What is being asked →
Below is a block of records. Copy every line in it that contains the word "lista".

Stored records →
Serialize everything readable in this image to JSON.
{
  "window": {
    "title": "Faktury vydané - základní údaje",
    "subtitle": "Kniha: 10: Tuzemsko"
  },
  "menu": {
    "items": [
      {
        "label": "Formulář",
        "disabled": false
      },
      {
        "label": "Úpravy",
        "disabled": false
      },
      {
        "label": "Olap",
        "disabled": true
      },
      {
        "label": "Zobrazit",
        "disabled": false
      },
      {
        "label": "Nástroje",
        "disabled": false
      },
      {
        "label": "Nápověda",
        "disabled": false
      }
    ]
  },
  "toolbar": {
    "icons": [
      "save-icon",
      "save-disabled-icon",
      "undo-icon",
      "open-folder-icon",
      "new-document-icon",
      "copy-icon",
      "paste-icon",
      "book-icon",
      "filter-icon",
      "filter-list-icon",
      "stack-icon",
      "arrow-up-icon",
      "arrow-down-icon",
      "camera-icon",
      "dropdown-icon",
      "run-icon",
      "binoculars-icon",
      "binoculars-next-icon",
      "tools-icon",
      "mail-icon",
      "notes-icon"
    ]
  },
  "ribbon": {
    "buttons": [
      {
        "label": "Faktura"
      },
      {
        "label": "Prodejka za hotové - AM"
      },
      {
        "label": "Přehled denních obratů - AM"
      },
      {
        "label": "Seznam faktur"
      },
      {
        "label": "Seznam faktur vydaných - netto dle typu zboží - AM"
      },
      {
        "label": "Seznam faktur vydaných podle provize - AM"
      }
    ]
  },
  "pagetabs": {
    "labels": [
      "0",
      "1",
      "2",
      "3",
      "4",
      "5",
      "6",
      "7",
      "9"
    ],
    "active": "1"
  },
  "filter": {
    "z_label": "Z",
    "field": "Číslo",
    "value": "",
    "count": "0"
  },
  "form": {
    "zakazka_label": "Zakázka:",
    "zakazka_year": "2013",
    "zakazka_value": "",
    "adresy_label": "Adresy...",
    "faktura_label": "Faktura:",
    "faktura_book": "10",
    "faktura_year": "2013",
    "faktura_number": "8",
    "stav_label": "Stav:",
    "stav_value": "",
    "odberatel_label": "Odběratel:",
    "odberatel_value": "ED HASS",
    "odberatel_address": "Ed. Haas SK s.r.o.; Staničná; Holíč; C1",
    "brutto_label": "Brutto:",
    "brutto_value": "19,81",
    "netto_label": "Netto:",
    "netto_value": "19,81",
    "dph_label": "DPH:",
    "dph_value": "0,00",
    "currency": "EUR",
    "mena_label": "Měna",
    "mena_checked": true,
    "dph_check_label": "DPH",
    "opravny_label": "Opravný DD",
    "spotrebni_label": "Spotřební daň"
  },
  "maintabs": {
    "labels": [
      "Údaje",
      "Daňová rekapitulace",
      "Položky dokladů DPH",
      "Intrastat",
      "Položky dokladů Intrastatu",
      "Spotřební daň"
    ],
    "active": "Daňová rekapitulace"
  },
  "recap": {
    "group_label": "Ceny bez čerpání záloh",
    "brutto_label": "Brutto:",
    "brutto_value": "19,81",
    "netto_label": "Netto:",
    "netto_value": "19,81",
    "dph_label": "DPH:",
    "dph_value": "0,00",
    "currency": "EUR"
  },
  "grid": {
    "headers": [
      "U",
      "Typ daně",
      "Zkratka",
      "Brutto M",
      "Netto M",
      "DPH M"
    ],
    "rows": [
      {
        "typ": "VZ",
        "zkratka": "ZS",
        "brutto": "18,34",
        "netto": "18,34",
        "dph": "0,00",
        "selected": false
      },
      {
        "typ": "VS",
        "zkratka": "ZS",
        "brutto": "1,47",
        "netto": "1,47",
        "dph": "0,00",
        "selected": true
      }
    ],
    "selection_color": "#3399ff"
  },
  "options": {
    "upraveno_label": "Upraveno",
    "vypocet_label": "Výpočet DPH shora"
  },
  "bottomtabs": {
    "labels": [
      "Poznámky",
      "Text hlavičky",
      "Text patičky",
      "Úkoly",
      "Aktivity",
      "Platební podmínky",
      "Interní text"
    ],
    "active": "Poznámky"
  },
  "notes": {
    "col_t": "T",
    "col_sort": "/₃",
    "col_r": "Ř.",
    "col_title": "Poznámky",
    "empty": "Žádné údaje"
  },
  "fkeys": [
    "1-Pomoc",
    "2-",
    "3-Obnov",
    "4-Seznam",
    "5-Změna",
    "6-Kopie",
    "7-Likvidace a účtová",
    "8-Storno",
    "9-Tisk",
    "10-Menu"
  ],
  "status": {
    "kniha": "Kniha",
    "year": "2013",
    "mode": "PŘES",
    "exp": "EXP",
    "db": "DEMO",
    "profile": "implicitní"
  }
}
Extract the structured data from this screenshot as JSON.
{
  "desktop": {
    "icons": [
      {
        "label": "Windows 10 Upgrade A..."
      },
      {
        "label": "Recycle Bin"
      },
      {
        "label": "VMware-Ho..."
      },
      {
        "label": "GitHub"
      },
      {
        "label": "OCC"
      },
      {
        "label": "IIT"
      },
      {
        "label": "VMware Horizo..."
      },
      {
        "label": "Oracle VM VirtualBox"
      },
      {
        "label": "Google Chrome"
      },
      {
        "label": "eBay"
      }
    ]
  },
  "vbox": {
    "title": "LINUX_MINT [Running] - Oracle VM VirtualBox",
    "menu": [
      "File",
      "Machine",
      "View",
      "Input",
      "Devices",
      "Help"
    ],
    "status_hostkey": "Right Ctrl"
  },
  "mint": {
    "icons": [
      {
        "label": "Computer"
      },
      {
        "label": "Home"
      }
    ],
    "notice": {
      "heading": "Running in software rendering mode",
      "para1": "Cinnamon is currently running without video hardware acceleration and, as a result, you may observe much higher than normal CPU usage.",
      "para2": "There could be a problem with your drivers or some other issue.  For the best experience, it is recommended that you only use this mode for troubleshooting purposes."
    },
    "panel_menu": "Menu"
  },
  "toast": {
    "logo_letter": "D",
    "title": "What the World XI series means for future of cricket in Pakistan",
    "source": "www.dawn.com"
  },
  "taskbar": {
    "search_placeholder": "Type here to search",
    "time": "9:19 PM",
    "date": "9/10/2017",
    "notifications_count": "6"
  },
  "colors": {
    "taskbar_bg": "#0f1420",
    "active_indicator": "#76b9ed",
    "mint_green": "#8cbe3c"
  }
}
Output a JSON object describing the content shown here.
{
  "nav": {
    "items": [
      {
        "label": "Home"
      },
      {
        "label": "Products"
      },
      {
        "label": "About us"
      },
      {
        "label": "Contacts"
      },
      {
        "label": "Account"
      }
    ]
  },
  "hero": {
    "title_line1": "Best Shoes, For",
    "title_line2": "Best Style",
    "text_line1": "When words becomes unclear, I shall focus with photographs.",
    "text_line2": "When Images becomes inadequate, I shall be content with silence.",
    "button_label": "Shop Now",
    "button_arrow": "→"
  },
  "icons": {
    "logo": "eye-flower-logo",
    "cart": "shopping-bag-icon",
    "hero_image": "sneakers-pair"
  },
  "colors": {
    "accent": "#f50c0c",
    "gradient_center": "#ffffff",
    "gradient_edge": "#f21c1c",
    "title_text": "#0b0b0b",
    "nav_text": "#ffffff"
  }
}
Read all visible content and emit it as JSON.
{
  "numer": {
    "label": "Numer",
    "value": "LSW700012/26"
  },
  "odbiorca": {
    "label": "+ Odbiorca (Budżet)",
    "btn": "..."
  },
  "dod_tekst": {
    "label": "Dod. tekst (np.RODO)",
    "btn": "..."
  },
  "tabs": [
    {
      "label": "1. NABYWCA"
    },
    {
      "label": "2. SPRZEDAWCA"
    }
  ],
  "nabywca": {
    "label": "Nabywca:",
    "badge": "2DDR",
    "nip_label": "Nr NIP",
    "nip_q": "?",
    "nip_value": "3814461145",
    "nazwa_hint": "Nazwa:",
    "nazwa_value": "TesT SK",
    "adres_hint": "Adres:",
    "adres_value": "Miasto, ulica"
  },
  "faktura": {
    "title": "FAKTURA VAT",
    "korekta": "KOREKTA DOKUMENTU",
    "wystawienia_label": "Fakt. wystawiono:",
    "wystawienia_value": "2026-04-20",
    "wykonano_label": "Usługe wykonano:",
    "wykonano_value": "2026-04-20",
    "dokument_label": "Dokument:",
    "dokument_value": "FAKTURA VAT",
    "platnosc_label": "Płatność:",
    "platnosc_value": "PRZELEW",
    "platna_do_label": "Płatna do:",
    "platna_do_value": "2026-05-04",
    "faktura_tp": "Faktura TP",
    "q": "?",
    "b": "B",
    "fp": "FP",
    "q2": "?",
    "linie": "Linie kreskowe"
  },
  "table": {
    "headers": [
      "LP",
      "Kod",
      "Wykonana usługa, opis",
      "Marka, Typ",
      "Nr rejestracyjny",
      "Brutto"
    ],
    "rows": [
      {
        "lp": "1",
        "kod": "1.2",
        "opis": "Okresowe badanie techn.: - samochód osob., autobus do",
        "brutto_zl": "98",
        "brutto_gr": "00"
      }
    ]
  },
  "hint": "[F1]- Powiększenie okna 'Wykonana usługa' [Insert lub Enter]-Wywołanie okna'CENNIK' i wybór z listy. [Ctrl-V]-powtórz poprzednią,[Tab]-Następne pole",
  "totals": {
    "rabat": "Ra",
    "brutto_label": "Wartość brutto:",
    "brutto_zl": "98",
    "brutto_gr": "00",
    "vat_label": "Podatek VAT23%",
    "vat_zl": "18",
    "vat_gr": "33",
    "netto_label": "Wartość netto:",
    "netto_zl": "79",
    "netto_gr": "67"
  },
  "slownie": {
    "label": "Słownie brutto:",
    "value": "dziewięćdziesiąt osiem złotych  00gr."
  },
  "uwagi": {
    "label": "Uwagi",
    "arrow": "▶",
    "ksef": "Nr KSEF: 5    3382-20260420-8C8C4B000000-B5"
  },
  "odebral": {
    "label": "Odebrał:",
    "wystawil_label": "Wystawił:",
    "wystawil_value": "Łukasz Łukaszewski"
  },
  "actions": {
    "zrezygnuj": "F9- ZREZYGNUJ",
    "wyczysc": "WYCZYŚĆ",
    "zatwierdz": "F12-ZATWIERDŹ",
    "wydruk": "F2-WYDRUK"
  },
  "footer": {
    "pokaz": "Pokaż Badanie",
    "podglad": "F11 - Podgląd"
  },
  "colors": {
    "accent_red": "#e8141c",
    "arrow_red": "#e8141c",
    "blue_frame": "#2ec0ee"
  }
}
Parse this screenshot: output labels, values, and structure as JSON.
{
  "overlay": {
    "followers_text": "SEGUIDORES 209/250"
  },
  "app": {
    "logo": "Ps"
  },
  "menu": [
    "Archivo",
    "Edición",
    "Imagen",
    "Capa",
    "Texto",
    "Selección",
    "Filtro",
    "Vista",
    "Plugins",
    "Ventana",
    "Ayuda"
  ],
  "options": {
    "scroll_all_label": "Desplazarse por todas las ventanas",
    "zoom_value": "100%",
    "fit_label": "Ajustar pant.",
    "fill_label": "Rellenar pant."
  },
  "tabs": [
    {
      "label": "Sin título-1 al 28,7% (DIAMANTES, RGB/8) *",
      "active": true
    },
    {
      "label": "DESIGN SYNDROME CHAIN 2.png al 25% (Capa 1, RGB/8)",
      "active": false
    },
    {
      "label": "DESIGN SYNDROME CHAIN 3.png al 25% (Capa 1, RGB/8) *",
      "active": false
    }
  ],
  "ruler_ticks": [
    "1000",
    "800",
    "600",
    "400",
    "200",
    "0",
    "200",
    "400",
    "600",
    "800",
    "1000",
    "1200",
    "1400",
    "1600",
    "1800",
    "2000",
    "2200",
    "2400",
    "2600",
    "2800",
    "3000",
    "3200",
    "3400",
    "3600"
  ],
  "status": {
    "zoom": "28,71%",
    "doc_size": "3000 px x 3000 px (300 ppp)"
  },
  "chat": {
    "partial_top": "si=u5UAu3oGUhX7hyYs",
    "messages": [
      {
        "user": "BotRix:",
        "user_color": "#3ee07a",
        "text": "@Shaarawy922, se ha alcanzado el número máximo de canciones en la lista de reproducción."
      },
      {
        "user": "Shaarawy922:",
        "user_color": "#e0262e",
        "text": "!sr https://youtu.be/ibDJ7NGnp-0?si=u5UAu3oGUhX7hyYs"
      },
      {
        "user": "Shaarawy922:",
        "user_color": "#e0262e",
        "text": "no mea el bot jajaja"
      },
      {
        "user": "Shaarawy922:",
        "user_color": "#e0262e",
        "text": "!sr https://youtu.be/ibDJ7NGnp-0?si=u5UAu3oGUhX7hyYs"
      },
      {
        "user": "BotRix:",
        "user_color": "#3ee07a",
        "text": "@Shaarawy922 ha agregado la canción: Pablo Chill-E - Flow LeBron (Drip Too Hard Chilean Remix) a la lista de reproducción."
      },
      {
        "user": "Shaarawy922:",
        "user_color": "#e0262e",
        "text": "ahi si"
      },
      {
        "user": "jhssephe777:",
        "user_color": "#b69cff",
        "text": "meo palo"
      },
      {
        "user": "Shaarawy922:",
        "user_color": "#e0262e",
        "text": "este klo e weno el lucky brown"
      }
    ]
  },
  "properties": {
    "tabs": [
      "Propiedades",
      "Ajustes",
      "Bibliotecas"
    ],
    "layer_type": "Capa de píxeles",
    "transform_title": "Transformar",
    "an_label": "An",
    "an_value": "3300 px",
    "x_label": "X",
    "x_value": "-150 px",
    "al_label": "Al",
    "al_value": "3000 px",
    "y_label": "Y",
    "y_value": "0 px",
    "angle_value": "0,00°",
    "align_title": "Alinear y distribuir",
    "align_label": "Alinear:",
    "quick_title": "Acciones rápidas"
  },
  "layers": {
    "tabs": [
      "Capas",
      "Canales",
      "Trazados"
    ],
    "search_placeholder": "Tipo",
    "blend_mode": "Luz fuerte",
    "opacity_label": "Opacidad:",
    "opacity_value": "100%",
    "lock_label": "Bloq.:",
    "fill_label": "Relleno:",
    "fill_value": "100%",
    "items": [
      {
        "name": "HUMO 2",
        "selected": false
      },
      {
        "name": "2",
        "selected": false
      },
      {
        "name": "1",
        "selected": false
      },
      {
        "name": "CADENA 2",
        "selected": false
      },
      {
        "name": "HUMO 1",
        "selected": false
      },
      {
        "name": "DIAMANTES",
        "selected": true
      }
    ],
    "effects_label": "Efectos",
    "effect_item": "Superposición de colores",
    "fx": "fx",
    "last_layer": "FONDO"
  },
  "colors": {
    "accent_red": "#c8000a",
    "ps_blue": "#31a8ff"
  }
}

Worked solution →
        "text": "@Shaarawy922, se ha alcanzado el número máximo de canciones en la lista de reproducción."
        "text": "@Shaarawy922 ha agregado la canción: Pablo Chill-E - Flow LeBron (Drip Too Hard Chilean Remix) a la lista de reproducción."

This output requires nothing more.